-- BEGIN --

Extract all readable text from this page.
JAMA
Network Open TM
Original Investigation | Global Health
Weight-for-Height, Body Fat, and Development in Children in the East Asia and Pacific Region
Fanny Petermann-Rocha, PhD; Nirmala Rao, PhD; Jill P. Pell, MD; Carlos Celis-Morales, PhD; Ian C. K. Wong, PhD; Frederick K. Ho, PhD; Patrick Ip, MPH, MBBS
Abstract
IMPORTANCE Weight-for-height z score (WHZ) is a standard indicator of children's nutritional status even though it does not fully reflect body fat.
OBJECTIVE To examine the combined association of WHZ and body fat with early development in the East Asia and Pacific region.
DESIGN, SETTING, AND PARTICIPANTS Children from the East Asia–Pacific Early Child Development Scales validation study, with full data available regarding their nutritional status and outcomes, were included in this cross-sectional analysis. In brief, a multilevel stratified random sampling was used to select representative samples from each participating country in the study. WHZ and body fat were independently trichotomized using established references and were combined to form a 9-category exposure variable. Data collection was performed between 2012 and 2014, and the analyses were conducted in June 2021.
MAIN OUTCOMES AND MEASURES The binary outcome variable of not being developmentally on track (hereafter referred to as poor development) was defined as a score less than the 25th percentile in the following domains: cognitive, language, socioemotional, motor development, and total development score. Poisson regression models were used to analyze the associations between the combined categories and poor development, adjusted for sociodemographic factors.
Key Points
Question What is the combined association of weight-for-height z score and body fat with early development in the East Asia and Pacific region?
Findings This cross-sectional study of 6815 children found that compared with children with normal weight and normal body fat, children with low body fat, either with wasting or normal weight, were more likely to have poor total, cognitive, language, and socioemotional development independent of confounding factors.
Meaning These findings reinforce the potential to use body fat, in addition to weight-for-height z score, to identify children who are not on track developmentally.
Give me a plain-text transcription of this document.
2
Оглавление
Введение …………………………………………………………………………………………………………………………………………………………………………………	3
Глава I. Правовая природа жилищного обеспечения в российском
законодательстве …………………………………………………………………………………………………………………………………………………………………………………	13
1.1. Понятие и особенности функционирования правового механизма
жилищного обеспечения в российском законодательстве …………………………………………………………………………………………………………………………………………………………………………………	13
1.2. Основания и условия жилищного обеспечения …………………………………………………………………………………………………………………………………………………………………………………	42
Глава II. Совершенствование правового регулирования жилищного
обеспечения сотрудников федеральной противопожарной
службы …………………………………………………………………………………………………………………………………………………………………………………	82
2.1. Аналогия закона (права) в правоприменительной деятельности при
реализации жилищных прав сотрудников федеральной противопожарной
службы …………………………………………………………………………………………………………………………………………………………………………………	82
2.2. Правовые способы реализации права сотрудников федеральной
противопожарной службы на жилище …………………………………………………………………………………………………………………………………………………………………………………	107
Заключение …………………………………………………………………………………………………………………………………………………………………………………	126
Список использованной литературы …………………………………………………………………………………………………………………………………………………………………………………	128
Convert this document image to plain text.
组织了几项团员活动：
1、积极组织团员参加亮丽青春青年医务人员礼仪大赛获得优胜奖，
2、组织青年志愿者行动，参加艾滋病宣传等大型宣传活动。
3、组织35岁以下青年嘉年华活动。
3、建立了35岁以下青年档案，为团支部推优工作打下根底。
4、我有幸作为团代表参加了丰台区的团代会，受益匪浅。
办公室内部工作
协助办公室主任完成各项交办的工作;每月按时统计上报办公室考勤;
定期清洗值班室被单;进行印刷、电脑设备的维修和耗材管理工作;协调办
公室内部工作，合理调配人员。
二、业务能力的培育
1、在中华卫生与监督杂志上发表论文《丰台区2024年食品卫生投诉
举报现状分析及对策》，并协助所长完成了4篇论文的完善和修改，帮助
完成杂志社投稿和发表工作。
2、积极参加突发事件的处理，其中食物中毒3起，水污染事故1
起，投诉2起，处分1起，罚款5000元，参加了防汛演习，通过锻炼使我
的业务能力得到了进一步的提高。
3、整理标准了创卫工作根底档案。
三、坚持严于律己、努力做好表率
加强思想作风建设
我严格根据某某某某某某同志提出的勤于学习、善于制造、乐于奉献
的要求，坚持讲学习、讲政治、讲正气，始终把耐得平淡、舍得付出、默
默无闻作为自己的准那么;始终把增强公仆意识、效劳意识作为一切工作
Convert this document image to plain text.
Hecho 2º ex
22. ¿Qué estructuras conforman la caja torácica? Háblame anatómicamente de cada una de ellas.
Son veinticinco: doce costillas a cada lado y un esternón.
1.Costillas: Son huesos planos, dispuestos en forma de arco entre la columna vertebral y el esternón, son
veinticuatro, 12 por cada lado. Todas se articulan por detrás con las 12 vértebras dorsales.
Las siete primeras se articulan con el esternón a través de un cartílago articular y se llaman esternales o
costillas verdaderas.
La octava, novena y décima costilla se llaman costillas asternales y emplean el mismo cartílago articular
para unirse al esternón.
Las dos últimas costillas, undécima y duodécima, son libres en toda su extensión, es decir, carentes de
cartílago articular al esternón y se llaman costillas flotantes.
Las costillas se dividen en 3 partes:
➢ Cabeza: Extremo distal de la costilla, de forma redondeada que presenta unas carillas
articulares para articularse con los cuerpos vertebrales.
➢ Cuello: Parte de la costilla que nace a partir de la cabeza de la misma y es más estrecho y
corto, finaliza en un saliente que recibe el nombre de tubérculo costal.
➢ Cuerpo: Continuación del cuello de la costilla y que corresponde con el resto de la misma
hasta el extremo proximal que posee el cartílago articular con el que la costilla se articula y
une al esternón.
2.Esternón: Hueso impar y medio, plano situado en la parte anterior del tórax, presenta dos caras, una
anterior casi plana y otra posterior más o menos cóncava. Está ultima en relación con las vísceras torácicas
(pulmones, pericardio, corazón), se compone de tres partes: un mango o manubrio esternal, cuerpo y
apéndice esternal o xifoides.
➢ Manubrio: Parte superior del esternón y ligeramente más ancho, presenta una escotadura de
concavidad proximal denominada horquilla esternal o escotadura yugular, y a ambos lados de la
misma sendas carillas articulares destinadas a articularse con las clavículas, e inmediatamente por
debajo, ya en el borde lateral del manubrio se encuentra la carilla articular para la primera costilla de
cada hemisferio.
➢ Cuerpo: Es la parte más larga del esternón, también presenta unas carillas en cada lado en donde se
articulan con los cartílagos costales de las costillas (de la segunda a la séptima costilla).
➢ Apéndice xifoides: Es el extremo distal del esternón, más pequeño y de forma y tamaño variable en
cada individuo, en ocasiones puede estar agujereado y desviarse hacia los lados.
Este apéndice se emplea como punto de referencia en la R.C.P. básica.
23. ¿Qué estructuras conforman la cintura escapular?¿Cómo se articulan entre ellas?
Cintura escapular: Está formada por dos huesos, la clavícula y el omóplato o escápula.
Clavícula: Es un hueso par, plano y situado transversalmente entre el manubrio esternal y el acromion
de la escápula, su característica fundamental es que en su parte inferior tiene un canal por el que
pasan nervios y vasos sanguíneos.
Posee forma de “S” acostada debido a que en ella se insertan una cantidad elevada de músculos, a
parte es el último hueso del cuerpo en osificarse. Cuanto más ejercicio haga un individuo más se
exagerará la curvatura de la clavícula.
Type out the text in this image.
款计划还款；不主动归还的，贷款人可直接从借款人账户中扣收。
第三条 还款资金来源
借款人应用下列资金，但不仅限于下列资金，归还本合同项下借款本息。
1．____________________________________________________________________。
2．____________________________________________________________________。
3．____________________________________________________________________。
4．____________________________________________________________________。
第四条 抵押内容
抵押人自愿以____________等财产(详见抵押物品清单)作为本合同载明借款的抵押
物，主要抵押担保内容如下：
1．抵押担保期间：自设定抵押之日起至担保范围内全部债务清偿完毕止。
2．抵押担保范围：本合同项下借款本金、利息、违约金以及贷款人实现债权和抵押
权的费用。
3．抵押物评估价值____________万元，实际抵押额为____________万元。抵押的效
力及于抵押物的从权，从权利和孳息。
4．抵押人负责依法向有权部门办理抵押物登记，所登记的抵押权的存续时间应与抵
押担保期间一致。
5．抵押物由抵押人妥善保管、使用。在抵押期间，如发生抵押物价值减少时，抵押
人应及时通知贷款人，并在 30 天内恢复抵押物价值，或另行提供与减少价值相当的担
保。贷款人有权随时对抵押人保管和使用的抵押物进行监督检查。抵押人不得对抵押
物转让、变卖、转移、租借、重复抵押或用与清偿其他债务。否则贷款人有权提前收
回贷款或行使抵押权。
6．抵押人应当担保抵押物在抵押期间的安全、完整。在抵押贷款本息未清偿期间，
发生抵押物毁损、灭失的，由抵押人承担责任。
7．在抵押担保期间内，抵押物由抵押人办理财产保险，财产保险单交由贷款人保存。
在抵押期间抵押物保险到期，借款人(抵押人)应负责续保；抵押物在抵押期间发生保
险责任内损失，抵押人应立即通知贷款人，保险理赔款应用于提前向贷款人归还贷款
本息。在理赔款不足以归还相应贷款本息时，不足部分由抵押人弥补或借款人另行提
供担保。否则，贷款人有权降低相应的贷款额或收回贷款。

-- END --

— WORK TO DO —
Output the lines from the line containing "Type out the text in this image." to the end, both included; add nothing.

— WRITTEN ANSWER —
Type out the text in this image.
款计划还款；不主动归还的，贷款人可直接从借款人账户中扣收。
第三条 还款资金来源
借款人应用下列资金，但不仅限于下列资金，归还本合同项下借款本息。
1．____________________________________________________________________。
2．____________________________________________________________________。
3．____________________________________________________________________。
4．____________________________________________________________________。
第四条 抵押内容
抵押人自愿以____________等财产(详见抵押物品清单)作为本合同载明借款的抵押
物，主要抵押担保内容如下：
1．抵押担保期间：自设定抵押之日起至担保范围内全部债务清偿完毕止。
2．抵押担保范围：本合同项下借款本金、利息、违约金以及贷款人实现债权和抵押
权的费用。
3．抵押物评估价值____________万元，实际抵押额为____________万元。抵押的效
力及于抵押物的从权，从权利和孳息。
4．抵押人负责依法向有权部门办理抵押物登记，所登记的抵押权的存续时间应与抵
押担保期间一致。
5．抵押物由抵押人妥善保管、使用。在抵押期间，如发生抵押物价值减少时，抵押
人应及时通知贷款人，并在 30 天内恢复抵押物价值，或另行提供与减少价值相当的担
保。贷款人有权随时对抵押人保管和使用的抵押物进行监督检查。抵押人不得对抵押
物转让、变卖、转移、租借、重复抵押或用与清偿其他债务。否则贷款人有权提前收
回贷款或行使抵押权。
6．抵押人应当担保抵押物在抵押期间的安全、完整。在抵押贷款本息未清偿期间，
发生抵押物毁损、灭失的，由抵押人承担责任。
7．在抵押担保期间内，抵押物由抵押人办理财产保险，财产保险单交由贷款人保存。
在抵押期间抵押物保险到期，借款人(抵押人)应负责续保；抵押物在抵押期间发生保
险责任内损失，抵押人应立即通知贷款人，保险理赔款应用于提前向贷款人归还贷款
本息。在理赔款不足以归还相应贷款本息时，不足部分由抵押人弥补或借款人另行提
供担保。否则，贷款人有权降低相应的贷款额或收回贷款。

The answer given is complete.